Given instruction
Transcribe all the records with complete accuracy.

Data entries:
_ _ _ _ _ _ _

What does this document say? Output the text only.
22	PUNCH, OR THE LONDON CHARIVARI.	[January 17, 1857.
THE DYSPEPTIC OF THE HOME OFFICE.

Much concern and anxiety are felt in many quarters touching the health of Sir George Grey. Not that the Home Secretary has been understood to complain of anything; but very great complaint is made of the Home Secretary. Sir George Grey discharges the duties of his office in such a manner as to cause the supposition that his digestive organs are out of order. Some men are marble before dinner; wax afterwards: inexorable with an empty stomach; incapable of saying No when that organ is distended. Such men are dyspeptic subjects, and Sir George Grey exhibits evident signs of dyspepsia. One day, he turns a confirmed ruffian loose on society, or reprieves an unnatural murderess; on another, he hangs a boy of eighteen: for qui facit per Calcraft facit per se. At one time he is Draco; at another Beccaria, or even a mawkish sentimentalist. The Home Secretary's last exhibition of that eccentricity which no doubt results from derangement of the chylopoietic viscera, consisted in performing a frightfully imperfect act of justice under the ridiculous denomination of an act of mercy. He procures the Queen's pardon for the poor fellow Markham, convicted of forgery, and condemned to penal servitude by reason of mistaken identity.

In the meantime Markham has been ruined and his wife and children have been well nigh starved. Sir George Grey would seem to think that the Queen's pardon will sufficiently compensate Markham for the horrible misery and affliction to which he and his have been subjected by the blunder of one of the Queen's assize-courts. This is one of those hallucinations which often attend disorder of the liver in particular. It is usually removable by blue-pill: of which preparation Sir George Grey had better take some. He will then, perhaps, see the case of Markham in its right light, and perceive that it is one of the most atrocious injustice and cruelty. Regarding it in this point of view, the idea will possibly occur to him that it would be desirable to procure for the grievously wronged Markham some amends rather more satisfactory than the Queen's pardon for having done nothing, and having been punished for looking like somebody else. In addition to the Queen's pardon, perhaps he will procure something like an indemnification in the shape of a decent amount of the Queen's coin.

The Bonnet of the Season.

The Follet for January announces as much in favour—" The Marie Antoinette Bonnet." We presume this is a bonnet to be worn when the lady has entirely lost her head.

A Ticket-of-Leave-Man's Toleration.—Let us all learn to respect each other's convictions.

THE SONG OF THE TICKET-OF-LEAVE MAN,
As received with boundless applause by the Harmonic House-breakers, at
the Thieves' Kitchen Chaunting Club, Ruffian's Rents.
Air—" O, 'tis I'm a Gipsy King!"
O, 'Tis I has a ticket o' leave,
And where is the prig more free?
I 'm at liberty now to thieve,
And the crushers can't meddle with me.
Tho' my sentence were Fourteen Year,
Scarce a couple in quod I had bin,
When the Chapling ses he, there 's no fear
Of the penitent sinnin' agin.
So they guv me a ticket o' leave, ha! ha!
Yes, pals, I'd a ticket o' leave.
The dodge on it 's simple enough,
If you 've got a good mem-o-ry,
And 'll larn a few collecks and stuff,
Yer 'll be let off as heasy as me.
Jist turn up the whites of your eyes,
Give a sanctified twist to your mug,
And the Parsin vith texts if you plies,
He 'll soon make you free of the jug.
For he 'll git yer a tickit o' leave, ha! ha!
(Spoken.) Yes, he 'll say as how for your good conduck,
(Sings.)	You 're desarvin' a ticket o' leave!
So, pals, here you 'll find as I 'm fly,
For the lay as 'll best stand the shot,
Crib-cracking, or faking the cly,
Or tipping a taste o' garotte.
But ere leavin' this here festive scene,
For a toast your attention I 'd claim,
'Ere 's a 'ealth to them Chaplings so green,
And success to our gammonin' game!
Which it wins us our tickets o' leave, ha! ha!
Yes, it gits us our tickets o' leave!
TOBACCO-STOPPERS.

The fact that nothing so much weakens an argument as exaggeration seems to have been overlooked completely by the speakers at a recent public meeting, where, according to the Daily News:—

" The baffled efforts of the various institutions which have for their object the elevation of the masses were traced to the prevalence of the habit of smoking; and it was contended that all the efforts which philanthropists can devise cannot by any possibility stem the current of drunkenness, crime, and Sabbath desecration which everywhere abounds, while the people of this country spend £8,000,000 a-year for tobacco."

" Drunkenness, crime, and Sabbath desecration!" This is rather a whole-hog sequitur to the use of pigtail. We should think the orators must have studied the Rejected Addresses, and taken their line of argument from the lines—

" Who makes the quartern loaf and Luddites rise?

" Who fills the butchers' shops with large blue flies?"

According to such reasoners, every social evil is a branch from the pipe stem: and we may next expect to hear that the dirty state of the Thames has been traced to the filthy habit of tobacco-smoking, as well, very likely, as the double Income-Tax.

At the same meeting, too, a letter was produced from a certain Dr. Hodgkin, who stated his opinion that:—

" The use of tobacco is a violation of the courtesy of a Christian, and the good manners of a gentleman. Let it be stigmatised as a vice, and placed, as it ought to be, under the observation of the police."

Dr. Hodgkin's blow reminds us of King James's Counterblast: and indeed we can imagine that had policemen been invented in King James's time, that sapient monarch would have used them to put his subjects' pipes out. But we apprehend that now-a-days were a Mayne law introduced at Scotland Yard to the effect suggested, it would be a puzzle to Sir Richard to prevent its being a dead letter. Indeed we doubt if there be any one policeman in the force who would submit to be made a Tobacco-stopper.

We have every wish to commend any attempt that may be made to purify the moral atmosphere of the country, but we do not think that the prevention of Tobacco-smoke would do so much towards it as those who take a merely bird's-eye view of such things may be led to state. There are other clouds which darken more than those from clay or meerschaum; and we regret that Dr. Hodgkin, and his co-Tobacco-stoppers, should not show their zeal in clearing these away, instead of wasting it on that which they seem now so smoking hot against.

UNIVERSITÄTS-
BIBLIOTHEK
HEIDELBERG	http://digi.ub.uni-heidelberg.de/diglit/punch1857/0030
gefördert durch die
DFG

_ _ _ _ _ _ _

Expected output
What does this document say? Output the text only.
22	PUNCH, OR THE LONDON CHARIVARI.	[January 17, 1857.
THE DYSPEPTIC OF THE HOME OFFICE.

Much concern and anxiety are felt in many quarters touching the health of Sir George Grey. Not that the Home Secretary has been understood to complain of anything; but very great complaint is made of the Home Secretary. Sir George Grey discharges the duties of his office in such a manner as to cause the supposition that his digestive organs are out of order. Some men are marble before dinner; wax afterwards: inexorable with an empty stomach; incapable of saying No when that organ is distended. Such men are dyspeptic subjects, and Sir George Grey exhibits evident signs of dyspepsia. One day, he turns a confirmed ruffian loose on society, or reprieves an unnatural murderess; on another, he hangs a boy of eighteen: for qui facit per Calcraft facit per se. At one time he is Draco; at another Beccaria, or even a mawkish sentimentalist. The Home Secretary's last exhibition of that eccentricity which no doubt results from derangement of the chylopoietic viscera, consisted in performing a frightfully imperfect act of justice under the ridiculous denomination of an act of mercy. He procures the Queen's pardon for the poor fellow Markham, convicted of forgery, and condemned to penal servitude by reason of mistaken identity.

In the meantime Markham has been ruined and his wife and children have been well nigh starved. Sir George Grey would seem to think that the Queen's pardon will sufficiently compensate Markham for the horrible misery and affliction to which he and his have been subjected by the blunder of one of the Queen's assize-courts. This is one of those hallucinations which often attend disorder of the liver in particular. It is usually removable by blue-pill: of which preparation Sir George Grey had better take some. He will then, perhaps, see the case of Markham in its right light, and perceive that it is one of the most atrocious injustice and cruelty. Regarding it in this point of view, the idea will possibly occur to him that it would be desirable to procure for the grievously wronged Markham some amends rather more satisfactory than the Queen's pardon for having done nothing, and having been punished for looking like somebody else. In addition to the Queen's pardon, perhaps he will procure something like an indemnification in the shape of a decent amount of the Queen's coin.

The Bonnet of the Season.

The Follet for January announces as much in favour—" The Marie Antoinette Bonnet." We presume this is a bonnet to be worn when the lady has entirely lost her head.

A Ticket-of-Leave-Man's Toleration.—Let us all learn to respect each other's convictions.

THE SONG OF THE TICKET-OF-LEAVE MAN,
As received with boundless applause by the Harmonic House-breakers, at
the Thieves' Kitchen Chaunting Club, Ruffian's Rents.
Air—" O, 'tis I'm a Gipsy King!"
O, 'Tis I has a ticket o' leave,
And where is the prig more free?
I 'm at liberty now to thieve,
And the crushers can't meddle with me.
Tho' my sentence were Fourteen Year,
Scarce a couple in quod I had bin,
When the Chapling ses he, there 's no fear
Of the penitent sinnin' agin.
So they guv me a ticket o' leave, ha! ha!
Yes, pals, I'd a ticket o' leave.
The dodge on it 's simple enough,
If you 've got a good mem-o-ry,
And 'll larn a few collecks and stuff,
Yer 'll be let off as heasy as me.
Jist turn up the whites of your eyes,
Give a sanctified twist to your mug,
And the Parsin vith texts if you plies,
He 'll soon make you free of the jug.
For he 'll git yer a tickit o' leave, ha! ha!
(Spoken.) Yes, he 'll say as how for your good conduck,
(Sings.)	You 're desarvin' a ticket o' leave!
So, pals, here you 'll find as I 'm fly,
For the lay as 'll best stand the shot,
Crib-cracking, or faking the cly,
Or tipping a taste o' garotte.
But ere leavin' this here festive scene,
For a toast your attention I 'd claim,
'Ere 's a 'ealth to them Chaplings so green,
And success to our gammonin' game!
Which it wins us our tickets o' leave, ha! ha!
Yes, it gits us our tickets o' leave!
TOBACCO-STOPPERS.

The fact that nothing so much weakens an argument as exaggeration seems to have been overlooked completely by the speakers at a recent public meeting, where, according to the Daily News:—

" The baffled efforts of the various institutions which have for their object the elevation of the masses were traced to the prevalence of the habit of smoking; and it was contended that all the efforts which philanthropists can devise cannot by any possibility stem the current of drunkenness, crime, and Sabbath desecration which everywhere abounds, while the people of this country spend £8,000,000 a-year for tobacco."

" Drunkenness, crime, and Sabbath desecration!" This is rather a whole-hog sequitur to the use of pigtail. We should think the orators must have studied the Rejected Addresses, and taken their line of argument from the lines—

" Who makes the quartern loaf and Luddites rise?

" Who fills the butchers' shops with large blue flies?"

According to such reasoners, every social evil is a branch from the pipe stem: and we may next expect to hear that the dirty state of the Thames has been traced to the filthy habit of tobacco-smoking, as well, very likely, as the double Income-Tax.

At the same meeting, too, a letter was produced from a certain Dr. Hodgkin, who stated his opinion that:—

" The use of tobacco is a violation of the courtesy of a Christian, and the good manners of a gentleman. Let it be stigmatised as a vice, and placed, as it ought to be, under the observation of the police."

Dr. Hodgkin's blow reminds us of King James's Counterblast: and indeed we can imagine that had policemen been invented in King James's time, that sapient monarch would have used them to put his subjects' pipes out. But we apprehend that now-a-days were a Mayne law introduced at Scotland Yard to the effect suggested, it would be a puzzle to Sir Richard to prevent its being a dead letter. Indeed we doubt if there be any one policeman in the force who would submit to be made a Tobacco-stopper.

We have every wish to commend any attempt that may be made to purify the moral atmosphere of the country, but we do not think that the prevention of Tobacco-smoke would do so much towards it as those who take a merely bird's-eye view of such things may be led to state. There are other clouds which darken more than those from clay or meerschaum; and we regret that Dr. Hodgkin, and his co-Tobacco-stoppers, should not show their zeal in clearing these away, instead of wasting it on that which they seem now so smoking hot against.

UNIVERSITÄTS-
BIBLIOTHEK
HEIDELBERG	http://digi.ub.uni-heidelberg.de/diglit/punch1857/0030
gefördert durch die
DFG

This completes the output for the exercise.